- Your instructions -
Note each line that includes the word "ВСЕГО". Copy those lines.

Dataset records
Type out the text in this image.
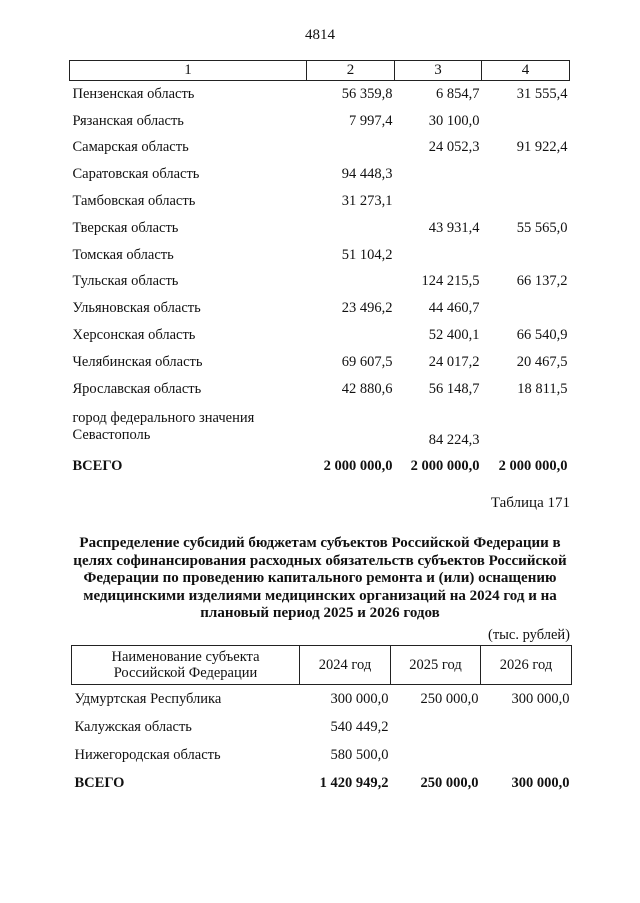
4814
1	2	3	4
Пензенская область	56 359,8	6 854,7	31 555,4
Рязанская область	7 997,4	30 100,0	
Самарская область		24 052,3	91 922,4
Саратовская область	94 448,3		
Тамбовская область	31 273,1		
Тверская область		43 931,4	55 565,0
Томская область	51 104,2		
Тульская область		124 215,5	66 137,2
Ульяновская область	23 496,2	44 460,7	
Херсонская область		52 400,1	66 540,9
Челябинская область	69 607,5	24 017,2	20 467,5
Ярославская область	42 880,6	56 148,7	18 811,5
город федерального значения Севастополь		84 224,3	
ВСЕГО	2 000 000,0	2 000 000,0	2 000 000,0
Таблица 171
Распределение субсидий бюджетам субъектов Российской Федерации в целях софинансирования расходных обязательств субъектов Российской Федерации по проведению капитального ремонта и (или) оснащению медицинскими изделиями медицинских организаций на 2024 год и на плановый период 2025 и 2026 годов
(тыс. рублей)
Наименование субъекта Российской Федерации	2024 год	2025 год	2026 год
Удмуртская Республика	300 000,0	250 000,0	300 000,0
Калужская область	540 449,2		
Нижегородская область	580 500,0		
ВСЕГО	1 420 949,2	250 000,0	300 000,0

- Task response -
ВСЕГО	2 000 000,0	2 000 000,0	2 000 000,0
ВСЕГО	1 420 949,2	250 000,0	300 000,0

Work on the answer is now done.